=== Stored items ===
————————

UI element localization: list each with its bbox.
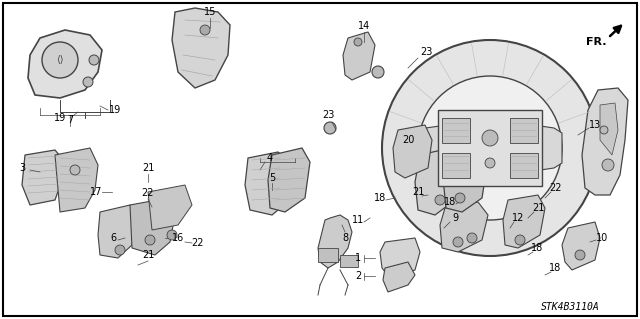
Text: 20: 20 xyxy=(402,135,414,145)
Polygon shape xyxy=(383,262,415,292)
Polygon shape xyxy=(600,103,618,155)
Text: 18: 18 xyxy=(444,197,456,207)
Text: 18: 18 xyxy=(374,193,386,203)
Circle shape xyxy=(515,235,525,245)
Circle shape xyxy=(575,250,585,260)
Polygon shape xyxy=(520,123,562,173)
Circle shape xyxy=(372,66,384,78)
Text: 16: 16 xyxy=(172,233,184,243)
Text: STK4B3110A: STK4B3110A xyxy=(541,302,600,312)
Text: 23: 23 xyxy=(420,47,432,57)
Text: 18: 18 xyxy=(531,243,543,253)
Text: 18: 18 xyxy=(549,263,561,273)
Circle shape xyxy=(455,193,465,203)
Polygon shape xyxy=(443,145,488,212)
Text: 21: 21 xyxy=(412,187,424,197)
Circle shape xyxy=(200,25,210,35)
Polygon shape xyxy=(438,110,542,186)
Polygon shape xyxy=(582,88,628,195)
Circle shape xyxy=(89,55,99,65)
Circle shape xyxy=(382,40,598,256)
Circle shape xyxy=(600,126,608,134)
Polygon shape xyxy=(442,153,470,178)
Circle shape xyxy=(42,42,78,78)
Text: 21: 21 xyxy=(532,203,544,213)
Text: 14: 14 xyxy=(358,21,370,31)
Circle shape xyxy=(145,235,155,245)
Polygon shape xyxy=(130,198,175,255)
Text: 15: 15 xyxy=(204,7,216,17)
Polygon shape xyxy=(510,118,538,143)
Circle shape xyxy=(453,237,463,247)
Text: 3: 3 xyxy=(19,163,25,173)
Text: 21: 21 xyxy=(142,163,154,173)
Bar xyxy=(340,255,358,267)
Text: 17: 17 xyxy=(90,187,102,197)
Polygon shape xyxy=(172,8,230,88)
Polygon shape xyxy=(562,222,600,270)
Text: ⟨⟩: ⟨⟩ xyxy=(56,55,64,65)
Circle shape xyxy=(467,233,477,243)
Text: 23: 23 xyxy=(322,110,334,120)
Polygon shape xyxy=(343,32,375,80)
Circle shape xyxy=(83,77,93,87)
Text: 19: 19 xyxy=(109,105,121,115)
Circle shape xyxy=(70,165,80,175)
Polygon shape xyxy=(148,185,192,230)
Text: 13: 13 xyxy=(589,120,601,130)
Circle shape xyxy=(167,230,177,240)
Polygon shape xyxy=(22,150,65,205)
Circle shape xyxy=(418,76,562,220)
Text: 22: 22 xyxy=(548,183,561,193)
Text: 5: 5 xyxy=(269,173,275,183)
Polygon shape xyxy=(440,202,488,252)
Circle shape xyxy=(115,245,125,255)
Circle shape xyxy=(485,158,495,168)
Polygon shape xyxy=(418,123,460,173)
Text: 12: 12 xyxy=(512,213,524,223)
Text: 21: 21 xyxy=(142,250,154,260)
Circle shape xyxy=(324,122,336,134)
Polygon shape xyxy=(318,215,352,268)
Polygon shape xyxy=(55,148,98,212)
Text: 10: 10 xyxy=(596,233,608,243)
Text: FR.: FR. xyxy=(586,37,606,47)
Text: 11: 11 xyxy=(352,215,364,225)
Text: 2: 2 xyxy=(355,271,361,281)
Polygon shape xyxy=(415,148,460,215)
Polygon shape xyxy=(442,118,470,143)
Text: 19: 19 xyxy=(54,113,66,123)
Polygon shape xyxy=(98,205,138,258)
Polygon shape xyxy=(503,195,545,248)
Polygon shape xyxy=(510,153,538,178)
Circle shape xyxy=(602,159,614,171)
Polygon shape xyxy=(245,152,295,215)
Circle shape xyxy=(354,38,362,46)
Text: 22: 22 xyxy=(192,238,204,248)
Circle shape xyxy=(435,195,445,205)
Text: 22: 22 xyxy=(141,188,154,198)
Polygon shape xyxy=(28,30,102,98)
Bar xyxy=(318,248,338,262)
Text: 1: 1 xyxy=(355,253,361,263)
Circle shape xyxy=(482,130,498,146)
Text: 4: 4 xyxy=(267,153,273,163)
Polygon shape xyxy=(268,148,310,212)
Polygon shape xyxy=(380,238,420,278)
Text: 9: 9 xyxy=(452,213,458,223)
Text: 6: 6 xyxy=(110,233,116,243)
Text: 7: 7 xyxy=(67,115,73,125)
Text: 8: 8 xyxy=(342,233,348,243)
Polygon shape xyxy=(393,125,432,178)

————————

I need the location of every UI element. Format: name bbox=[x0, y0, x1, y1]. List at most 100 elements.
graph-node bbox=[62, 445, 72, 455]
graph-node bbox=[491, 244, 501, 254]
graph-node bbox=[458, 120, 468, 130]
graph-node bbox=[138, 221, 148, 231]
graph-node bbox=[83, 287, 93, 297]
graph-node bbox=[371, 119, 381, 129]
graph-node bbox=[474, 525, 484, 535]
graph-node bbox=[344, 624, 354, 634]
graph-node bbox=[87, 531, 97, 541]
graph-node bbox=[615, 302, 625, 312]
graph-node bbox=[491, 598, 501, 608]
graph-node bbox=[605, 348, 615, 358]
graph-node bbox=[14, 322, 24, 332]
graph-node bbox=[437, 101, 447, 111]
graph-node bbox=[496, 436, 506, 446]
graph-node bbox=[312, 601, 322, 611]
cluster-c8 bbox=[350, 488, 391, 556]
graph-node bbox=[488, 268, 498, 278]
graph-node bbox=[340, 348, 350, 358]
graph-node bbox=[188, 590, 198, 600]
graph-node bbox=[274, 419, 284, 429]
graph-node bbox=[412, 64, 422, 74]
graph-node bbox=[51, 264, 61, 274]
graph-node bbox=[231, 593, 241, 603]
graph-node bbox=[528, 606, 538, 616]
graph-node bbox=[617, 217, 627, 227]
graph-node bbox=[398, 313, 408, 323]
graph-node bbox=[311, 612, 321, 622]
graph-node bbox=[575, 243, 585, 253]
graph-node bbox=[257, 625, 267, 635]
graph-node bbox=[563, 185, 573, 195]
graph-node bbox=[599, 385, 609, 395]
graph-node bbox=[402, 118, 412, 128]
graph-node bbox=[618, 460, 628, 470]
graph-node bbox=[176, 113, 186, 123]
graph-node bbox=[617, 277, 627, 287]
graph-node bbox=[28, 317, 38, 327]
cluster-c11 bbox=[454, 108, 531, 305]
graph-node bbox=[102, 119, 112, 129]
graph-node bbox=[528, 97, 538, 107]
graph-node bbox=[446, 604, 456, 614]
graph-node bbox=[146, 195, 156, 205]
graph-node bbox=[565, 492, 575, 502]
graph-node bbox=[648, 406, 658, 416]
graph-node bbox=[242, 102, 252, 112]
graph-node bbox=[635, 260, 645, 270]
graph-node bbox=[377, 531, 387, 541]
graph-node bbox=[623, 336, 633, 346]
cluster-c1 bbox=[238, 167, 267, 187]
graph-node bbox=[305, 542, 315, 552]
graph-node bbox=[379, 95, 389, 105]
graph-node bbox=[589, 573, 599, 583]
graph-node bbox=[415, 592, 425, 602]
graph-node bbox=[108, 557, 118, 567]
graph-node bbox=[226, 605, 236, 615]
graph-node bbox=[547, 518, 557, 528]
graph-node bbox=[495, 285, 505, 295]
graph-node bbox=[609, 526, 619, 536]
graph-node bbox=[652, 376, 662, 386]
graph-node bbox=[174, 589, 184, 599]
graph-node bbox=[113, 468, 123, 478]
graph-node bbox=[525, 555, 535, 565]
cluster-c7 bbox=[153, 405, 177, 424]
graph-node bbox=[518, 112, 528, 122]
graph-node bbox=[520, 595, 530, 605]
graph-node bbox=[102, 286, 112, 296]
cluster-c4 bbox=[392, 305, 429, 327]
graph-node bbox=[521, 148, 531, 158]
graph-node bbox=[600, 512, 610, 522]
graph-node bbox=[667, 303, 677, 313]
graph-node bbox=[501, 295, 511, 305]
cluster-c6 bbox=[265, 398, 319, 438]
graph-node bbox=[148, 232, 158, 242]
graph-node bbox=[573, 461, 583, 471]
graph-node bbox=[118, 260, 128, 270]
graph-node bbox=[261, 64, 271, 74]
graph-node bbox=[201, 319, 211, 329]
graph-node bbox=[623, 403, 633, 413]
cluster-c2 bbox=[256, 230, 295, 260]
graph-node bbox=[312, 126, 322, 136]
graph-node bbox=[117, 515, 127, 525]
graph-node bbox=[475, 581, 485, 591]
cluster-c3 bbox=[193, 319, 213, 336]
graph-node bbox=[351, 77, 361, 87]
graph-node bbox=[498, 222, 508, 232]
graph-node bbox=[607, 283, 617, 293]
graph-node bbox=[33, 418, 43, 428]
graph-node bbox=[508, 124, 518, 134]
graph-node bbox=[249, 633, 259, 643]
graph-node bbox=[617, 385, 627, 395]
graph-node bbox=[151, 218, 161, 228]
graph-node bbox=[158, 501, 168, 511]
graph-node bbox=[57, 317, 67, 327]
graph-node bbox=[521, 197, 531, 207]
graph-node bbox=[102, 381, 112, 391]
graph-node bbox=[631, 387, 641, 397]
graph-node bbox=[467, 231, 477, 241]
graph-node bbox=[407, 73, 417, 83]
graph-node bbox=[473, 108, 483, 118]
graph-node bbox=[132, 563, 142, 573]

————————

=== Directive ===
Quote verbatim the rows from the line containing "I need the location" through the line containing "graph-node bbox=[528, 606, 538, 616]", both lines included.

=== Expected output ===
I need the location of every UI element. Format: name bbox=[x0, y0, x1, y1]. List at most 100 elements.
graph-node bbox=[62, 445, 72, 455]
graph-node bbox=[491, 244, 501, 254]
graph-node bbox=[458, 120, 468, 130]
graph-node bbox=[138, 221, 148, 231]
graph-node bbox=[83, 287, 93, 297]
graph-node bbox=[371, 119, 381, 129]
graph-node bbox=[474, 525, 484, 535]
graph-node bbox=[344, 624, 354, 634]
graph-node bbox=[87, 531, 97, 541]
graph-node bbox=[615, 302, 625, 312]
graph-node bbox=[491, 598, 501, 608]
graph-node bbox=[605, 348, 615, 358]
graph-node bbox=[14, 322, 24, 332]
graph-node bbox=[437, 101, 447, 111]
graph-node bbox=[496, 436, 506, 446]
graph-node bbox=[312, 601, 322, 611]
cluster-c8 bbox=[350, 488, 391, 556]
graph-node bbox=[488, 268, 498, 278]
graph-node bbox=[340, 348, 350, 358]
graph-node bbox=[188, 590, 198, 600]
graph-node bbox=[274, 419, 284, 429]
graph-node bbox=[412, 64, 422, 74]
graph-node bbox=[51, 264, 61, 274]
graph-node bbox=[231, 593, 241, 603]
graph-node bbox=[528, 606, 538, 616]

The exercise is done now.